> _Aim of the exercise_: Copy each line exactly. Leave nothing out.

> _Material_:
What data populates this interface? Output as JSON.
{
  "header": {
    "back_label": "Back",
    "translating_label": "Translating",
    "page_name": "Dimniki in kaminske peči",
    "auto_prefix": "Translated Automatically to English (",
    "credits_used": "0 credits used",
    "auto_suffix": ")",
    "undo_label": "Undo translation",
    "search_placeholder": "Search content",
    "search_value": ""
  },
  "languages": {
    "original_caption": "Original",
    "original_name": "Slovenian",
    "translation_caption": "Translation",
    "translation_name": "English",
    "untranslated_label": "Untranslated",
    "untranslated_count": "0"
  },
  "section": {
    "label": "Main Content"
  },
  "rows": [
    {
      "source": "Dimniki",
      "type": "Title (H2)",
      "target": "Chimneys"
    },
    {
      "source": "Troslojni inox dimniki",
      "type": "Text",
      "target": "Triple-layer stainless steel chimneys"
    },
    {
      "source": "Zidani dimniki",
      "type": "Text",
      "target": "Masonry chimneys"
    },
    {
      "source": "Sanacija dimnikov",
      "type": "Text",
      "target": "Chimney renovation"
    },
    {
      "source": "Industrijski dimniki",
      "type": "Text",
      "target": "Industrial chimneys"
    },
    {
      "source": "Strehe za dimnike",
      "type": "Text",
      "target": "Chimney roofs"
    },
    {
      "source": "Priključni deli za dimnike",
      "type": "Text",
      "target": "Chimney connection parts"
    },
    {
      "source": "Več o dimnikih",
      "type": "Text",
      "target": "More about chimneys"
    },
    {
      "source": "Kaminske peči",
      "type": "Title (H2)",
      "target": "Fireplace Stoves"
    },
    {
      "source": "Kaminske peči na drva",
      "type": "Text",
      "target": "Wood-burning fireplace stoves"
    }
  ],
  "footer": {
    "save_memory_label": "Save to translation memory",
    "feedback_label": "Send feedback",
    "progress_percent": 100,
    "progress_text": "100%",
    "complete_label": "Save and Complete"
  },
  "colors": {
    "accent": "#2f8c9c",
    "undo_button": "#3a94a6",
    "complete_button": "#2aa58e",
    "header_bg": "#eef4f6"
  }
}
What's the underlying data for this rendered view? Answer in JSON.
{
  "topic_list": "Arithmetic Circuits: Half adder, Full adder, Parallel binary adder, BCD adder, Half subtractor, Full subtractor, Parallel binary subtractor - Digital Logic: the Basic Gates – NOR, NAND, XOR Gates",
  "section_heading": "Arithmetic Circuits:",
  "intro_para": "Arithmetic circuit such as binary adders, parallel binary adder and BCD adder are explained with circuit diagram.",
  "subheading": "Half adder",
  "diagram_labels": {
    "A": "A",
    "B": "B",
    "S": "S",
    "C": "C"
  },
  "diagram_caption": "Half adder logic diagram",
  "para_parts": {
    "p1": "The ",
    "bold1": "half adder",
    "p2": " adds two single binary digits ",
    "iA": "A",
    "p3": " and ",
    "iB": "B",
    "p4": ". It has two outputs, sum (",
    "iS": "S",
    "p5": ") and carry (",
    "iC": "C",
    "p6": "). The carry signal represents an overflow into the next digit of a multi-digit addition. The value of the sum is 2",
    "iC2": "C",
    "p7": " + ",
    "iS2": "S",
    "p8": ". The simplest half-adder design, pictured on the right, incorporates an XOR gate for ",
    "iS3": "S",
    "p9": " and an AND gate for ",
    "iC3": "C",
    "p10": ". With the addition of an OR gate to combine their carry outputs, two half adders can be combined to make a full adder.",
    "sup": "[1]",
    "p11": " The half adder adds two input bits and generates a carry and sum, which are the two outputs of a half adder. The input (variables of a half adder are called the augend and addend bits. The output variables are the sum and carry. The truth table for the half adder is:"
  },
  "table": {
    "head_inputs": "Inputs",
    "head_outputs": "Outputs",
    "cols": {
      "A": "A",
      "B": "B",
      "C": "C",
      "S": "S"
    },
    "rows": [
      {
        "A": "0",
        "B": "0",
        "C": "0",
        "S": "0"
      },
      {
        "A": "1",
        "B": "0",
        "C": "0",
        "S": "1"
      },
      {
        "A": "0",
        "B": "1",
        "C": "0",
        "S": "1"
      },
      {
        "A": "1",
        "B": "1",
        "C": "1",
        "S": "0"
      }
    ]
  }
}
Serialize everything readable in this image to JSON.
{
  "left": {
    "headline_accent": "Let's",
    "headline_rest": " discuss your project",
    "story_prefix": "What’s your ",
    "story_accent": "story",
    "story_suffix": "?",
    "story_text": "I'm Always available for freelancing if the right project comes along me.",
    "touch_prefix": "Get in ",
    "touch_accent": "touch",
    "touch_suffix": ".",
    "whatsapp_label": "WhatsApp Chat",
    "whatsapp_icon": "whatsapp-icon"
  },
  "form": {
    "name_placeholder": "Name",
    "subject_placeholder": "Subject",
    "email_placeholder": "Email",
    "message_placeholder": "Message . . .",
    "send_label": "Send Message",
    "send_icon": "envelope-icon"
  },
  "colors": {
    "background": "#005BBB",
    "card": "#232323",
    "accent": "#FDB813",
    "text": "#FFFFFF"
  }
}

> _Reply_:
What data populates this interface? Output as JSON.
{
  "header": {
    "back_label": "Back",
    "translating_label": "Translating",
    "page_name": "Dimniki in kaminske peči",
    "auto_prefix": "Translated Automatically to English (",
    "credits_used": "0 credits used",
    "auto_suffix": ")",
    "undo_label": "Undo translation",
    "search_placeholder": "Search content",
    "search_value": ""
  },
  "languages": {
    "original_caption": "Original",
    "original_name": "Slovenian",
    "translation_caption": "Translation",
    "translation_name": "English",
    "untranslated_label": "Untranslated",
    "untranslated_count": "0"
  },
  "section": {
    "label": "Main Content"
  },
  "rows": [
    {
      "source": "Dimniki",
      "type": "Title (H2)",
      "target": "Chimneys"
    },
    {
      "source": "Troslojni inox dimniki",
      "type": "Text",
      "target": "Triple-layer stainless steel chimneys"
    },
    {
      "source": "Zidani dimniki",
      "type": "Text",
      "target": "Masonry chimneys"
    },
    {
      "source": "Sanacija dimnikov",
      "type": "Text",
      "target": "Chimney renovation"
    },
    {
      "source": "Industrijski dimniki",
      "type": "Text",
      "target": "Industrial chimneys"
    },
    {
      "source": "Strehe za dimnike",
      "type": "Text",
      "target": "Chimney roofs"
    },
    {
      "source": "Priključni deli za dimnike",
      "type": "Text",
      "target": "Chimney connection parts"
    },
    {
      "source": "Več o dimnikih",
      "type": "Text",
      "target": "More about chimneys"
    },
    {
      "source": "Kaminske peči",
      "type": "Title (H2)",
      "target": "Fireplace Stoves"
    },
    {
      "source": "Kaminske peči na drva",
      "type": "Text",
      "target": "Wood-burning fireplace stoves"
    }
  ],
  "footer": {
    "save_memory_label": "Save to translation memory",
    "feedback_label": "Send feedback",
    "progress_percent": 100,
    "progress_text": "100%",
    "complete_label": "Save and Complete"
  },
  "colors": {
    "accent": "#2f8c9c",
    "undo_button": "#3a94a6",
    "complete_button": "#2aa58e",
    "header_bg": "#eef4f6"
  }
}
What's the underlying data for this rendered view? Answer in JSON.
{
  "topic_list": "Arithmetic Circuits: Half adder, Full adder, Parallel binary adder, BCD adder, Half subtractor, Full subtractor, Parallel binary subtractor - Digital Logic: the Basic Gates – NOR, NAND, XOR Gates",
  "section_heading": "Arithmetic Circuits:",
  "intro_para": "Arithmetic circuit such as binary adders, parallel binary adder and BCD adder are explained with circuit diagram.",
  "subheading": "Half adder",
  "diagram_labels": {
    "A": "A",
    "B": "B",
    "S": "S",
    "C": "C"
  },
  "diagram_caption": "Half adder logic diagram",
  "para_parts": {
    "p1": "The ",
    "bold1": "half adder",
    "p2": " adds two single binary digits ",
    "iA": "A",
    "p3": " and ",
    "iB": "B",
    "p4": ". It has two outputs, sum (",
    "iS": "S",
    "p5": ") and carry (",
    "iC": "C",
    "p6": "). The carry signal represents an overflow into the next digit of a multi-digit addition. The value of the sum is 2",
    "iC2": "C",
    "p7": " + ",
    "iS2": "S",
    "p8": ". The simplest half-adder design, pictured on the right, incorporates an XOR gate for ",
    "iS3": "S",
    "p9": " and an AND gate for ",
    "iC3": "C",
    "p10": ". With the addition of an OR gate to combine their carry outputs, two half adders can be combined to make a full adder.",
    "sup": "[1]",
    "p11": " The half adder adds two input bits and generates a carry and sum, which are the two outputs of a half adder. The input (variables of a half adder are called the augend and addend bits. The output variables are the sum and carry. The truth table for the half adder is:"
  },
  "table": {
    "head_inputs": "Inputs",
    "head_outputs": "Outputs",
    "cols": {
      "A": "A",
      "B": "B",
      "C": "C",
      "S": "S"
    },
    "rows": [
      {
        "A": "0",
        "B": "0",
        "C": "0",
        "S": "0"
      },
      {
        "A": "1",
        "B": "0",
        "C": "0",
        "S": "1"
      },
      {
        "A": "0",
        "B": "1",
        "C": "0",
        "S": "1"
      },
      {
        "A": "1",
        "B": "1",
        "C": "1",
        "S": "0"
      }
    ]
  }
}
Serialize everything readable in this image to JSON.
{
  "left": {
    "headline_accent": "Let's",
    "headline_rest": " discuss your project",
    "story_prefix": "What’s your ",
    "story_accent": "story",
    "story_suffix": "?",
    "story_text": "I'm Always available for freelancing if the right project comes along me.",
    "touch_prefix": "Get in ",
    "touch_accent": "touch",
    "touch_suffix": ".",
    "whatsapp_label": "WhatsApp Chat",
    "whatsapp_icon": "whatsapp-icon"
  },
  "form": {
    "name_placeholder": "Name",
    "subject_placeholder": "Subject",
    "email_placeholder": "Email",
    "message_placeholder": "Message . . .",
    "send_label": "Send Message",
    "send_icon": "envelope-icon"
  },
  "colors": {
    "background": "#005BBB",
    "card": "#232323",
    "accent": "#FDB813",
    "text": "#FFFFFF"
  }
}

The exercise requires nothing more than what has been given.